GIVEN RECORDS:

-.-.-

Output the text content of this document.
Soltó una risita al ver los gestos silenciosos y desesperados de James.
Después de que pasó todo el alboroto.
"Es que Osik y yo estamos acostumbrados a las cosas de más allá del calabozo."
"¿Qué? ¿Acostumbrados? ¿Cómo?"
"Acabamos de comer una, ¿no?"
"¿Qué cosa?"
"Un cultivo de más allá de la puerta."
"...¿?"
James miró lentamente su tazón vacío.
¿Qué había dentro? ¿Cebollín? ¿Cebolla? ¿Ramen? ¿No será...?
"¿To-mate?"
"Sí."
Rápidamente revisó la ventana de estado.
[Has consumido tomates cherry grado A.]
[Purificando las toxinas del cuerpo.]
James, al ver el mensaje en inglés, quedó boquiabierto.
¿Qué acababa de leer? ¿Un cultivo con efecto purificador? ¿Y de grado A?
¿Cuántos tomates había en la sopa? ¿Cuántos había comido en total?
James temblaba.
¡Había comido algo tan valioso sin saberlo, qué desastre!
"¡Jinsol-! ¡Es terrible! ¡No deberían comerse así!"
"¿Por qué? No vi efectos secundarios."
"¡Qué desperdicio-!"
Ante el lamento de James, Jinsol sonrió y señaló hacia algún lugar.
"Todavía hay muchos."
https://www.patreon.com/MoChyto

-.-.-

Only lines of the material that contain the word "tomates" belong in the answer; copy each one.

SOLUTION FOR THIS EXERCISE:
[Has consumido tomates cherry grado A.]
¿Cuántos tomates había en la sopa? ¿Cuántos había comido en total?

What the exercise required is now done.